Problem statement: Your task is to repeat the entries underneath exactly, minus the pictures.
* START Supplied records *
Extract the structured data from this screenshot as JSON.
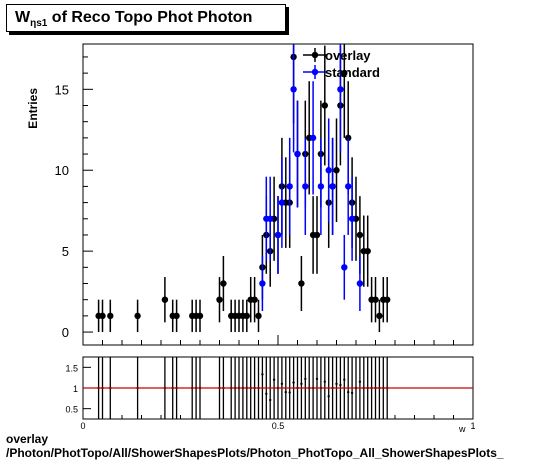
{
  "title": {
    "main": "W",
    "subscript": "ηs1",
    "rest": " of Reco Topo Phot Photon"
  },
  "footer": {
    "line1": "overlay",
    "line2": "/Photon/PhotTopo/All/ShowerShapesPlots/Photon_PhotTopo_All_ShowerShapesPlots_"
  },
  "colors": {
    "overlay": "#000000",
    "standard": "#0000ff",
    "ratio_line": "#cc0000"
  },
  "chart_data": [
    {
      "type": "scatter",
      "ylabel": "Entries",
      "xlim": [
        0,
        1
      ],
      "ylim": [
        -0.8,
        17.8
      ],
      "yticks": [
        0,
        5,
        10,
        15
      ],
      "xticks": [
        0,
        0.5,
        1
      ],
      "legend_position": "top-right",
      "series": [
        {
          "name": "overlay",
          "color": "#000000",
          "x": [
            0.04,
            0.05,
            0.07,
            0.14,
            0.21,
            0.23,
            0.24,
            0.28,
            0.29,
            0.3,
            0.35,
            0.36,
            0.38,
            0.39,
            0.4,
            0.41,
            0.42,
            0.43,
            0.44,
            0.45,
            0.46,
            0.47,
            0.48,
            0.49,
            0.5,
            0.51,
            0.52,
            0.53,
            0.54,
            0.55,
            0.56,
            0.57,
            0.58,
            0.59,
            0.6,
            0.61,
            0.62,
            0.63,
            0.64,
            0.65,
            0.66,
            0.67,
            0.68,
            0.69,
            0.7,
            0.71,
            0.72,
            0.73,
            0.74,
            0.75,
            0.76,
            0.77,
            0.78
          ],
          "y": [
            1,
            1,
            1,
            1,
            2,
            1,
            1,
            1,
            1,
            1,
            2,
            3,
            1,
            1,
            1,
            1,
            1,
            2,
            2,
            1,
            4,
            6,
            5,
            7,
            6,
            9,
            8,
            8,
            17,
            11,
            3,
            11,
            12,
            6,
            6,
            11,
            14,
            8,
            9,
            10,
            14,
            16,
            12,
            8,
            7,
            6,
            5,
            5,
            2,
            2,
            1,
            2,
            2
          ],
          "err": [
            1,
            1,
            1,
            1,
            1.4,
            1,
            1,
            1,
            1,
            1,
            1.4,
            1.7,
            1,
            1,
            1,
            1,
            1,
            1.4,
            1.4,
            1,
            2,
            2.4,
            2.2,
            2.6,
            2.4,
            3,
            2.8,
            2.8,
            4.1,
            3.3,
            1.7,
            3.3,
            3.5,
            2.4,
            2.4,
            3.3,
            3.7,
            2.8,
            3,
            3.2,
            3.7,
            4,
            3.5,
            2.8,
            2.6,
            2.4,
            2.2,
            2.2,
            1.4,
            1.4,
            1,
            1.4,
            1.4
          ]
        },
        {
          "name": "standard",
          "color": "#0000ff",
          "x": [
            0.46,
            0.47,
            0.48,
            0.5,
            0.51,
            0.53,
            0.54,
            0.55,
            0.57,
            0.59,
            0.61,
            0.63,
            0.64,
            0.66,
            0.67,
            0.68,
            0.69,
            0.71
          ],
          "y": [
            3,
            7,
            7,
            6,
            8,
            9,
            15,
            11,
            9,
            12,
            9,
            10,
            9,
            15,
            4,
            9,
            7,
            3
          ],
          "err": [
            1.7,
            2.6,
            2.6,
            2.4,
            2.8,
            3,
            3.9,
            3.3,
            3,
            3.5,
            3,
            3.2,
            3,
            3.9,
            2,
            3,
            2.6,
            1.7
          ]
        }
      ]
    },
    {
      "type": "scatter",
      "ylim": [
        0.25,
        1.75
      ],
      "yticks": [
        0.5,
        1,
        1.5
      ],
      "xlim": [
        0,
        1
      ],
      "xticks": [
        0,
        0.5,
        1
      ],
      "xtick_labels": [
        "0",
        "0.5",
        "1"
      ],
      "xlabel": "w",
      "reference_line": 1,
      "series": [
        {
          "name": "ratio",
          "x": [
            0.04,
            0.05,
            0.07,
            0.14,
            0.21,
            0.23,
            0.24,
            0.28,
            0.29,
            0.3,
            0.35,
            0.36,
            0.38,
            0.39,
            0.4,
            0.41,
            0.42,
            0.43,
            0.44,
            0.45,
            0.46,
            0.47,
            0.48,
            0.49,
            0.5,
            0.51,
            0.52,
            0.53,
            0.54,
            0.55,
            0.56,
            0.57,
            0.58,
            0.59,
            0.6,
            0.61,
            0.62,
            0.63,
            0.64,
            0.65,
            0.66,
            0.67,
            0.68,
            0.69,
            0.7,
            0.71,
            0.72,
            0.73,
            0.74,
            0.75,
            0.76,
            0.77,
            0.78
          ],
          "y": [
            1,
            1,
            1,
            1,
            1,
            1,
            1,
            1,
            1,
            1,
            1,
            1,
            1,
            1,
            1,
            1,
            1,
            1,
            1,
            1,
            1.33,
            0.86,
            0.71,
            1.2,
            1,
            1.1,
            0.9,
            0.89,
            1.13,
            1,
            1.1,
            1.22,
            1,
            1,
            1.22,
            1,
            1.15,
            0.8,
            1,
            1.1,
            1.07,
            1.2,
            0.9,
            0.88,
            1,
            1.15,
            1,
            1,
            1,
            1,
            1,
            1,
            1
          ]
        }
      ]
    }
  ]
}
* END Supplied records *
Expected output:
Extract the structured data from this screenshot as JSON.
{
  "title": {
    "main": "W",
    "subscript": "ηs1",
    "rest": " of Reco Topo Phot Photon"
  },
  "footer": {
    "line1": "overlay",
    "line2": "/Photon/PhotTopo/All/ShowerShapesPlots/Photon_PhotTopo_All_ShowerShapesPlots_"
  },
  "colors": {
    "overlay": "#000000",
    "standard": "#0000ff",
    "ratio_line": "#cc0000"
  },
  "chart_data": [
    {
      "type": "scatter",
      "ylabel": "Entries",
      "xlim": [
        0,
        1
      ],
      "ylim": [
        -0.8,
        17.8
      ],
      "yticks": [
        0,
        5,
        10,
        15
      ],
      "xticks": [
        0,
        0.5,
        1
      ],
      "legend_position": "top-right",
      "series": [
        {
          "name": "overlay",
          "color": "#000000",
          "x": [
            0.04,
            0.05,
            0.07,
            0.14,
            0.21,
            0.23,
            0.24,
            0.28,
            0.29,
            0.3,
            0.35,
            0.36,
            0.38,
            0.39,
            0.4,
            0.41,
            0.42,
            0.43,
            0.44,
            0.45,
            0.46,
            0.47,
            0.48,
            0.49,
            0.5,
            0.51,
            0.52,
            0.53,
            0.54,
            0.55,
            0.56,
            0.57,
            0.58,
            0.59,
            0.6,
            0.61,
            0.62,
            0.63,
            0.64,
            0.65,
            0.66,
            0.67,
            0.68,
            0.69,
            0.7,
            0.71,
            0.72,
            0.73,
            0.74,
            0.75,
            0.76,
            0.77,
            0.78
          ],
          "y": [
            1,
            1,
            1,
            1,
            2,
            1,
            1,
            1,
            1,
            1,
            2,
            3,
            1,
            1,
            1,
            1,
            1,
            2,
            2,
            1,
            4,
            6,
            5,
            7,
            6,
            9,
            8,
            8,
            17,
            11,
            3,
            11,
            12,
            6,
            6,
            11,
            14,
            8,
            9,
            10,
            14,
            16,
            12,
            8,
            7,
            6,
            5,
            5,
            2,
            2,
            1,
            2,
            2
          ],
          "err": [
            1,
            1,
            1,
            1,
            1.4,
            1,
            1,
            1,
            1,
            1,
            1.4,
            1.7,
            1,
            1,
            1,
            1,
            1,
            1.4,
            1.4,
            1,
            2,
            2.4,
            2.2,
            2.6,
            2.4,
            3,
            2.8,
            2.8,
            4.1,
            3.3,
            1.7,
            3.3,
            3.5,
            2.4,
            2.4,
            3.3,
            3.7,
            2.8,
            3,
            3.2,
            3.7,
            4,
            3.5,
            2.8,
            2.6,
            2.4,
            2.2,
            2.2,
            1.4,
            1.4,
            1,
            1.4,
            1.4
          ]
        },
        {
          "name": "standard",
          "color": "#0000ff",
          "x": [
            0.46,
            0.47,
            0.48,
            0.5,
            0.51,
            0.53,
            0.54,
            0.55,
            0.57,
            0.59,
            0.61,
            0.63,
            0.64,
            0.66,
            0.67,
            0.68,
            0.69,
            0.71
          ],
          "y": [
            3,
            7,
            7,
            6,
            8,
            9,
            15,
            11,
            9,
            12,
            9,
            10,
            9,
            15,
            4,
            9,
            7,
            3
          ],
          "err": [
            1.7,
            2.6,
            2.6,
            2.4,
            2.8,
            3,
            3.9,
            3.3,
            3,
            3.5,
            3,
            3.2,
            3,
            3.9,
            2,
            3,
            2.6,
            1.7
          ]
        }
      ]
    },
    {
      "type": "scatter",
      "ylim": [
        0.25,
        1.75
      ],
      "yticks": [
        0.5,
        1,
        1.5
      ],
      "xlim": [
        0,
        1
      ],
      "xticks": [
        0,
        0.5,
        1
      ],
      "xtick_labels": [
        "0",
        "0.5",
        "1"
      ],
      "xlabel": "w",
      "reference_line": 1,
      "series": [
        {
          "name": "ratio",
          "x": [
            0.04,
            0.05,
            0.07,
            0.14,
            0.21,
            0.23,
            0.24,
            0.28,
            0.29,
            0.3,
            0.35,
            0.36,
            0.38,
            0.39,
            0.4,
            0.41,
            0.42,
            0.43,
            0.44,
            0.45,
            0.46,
            0.47,
            0.48,
            0.49,
            0.5,
            0.51,
            0.52,
            0.53,
            0.54,
            0.55,
            0.56,
            0.57,
            0.58,
            0.59,
            0.6,
            0.61,
            0.62,
            0.63,
            0.64,
            0.65,
            0.66,
            0.67,
            0.68,
            0.69,
            0.7,
            0.71,
            0.72,
            0.73,
            0.74,
            0.75,
            0.76,
            0.77,
            0.78
          ],
          "y": [
            1,
            1,
            1,
            1,
            1,
            1,
            1,
            1,
            1,
            1,
            1,
            1,
            1,
            1,
            1,
            1,
            1,
            1,
            1,
            1,
            1.33,
            0.86,
            0.71,
            1.2,
            1,
            1.1,
            0.9,
            0.89,
            1.13,
            1,
            1.1,
            1.22,
            1,
            1,
            1.22,
            1,
            1.15,
            0.8,
            1,
            1.1,
            1.07,
            1.2,
            0.9,
            0.88,
            1,
            1.15,
            1,
            1,
            1,
            1,
            1,
            1,
            1
          ]
        }
      ]
    }
  ]
}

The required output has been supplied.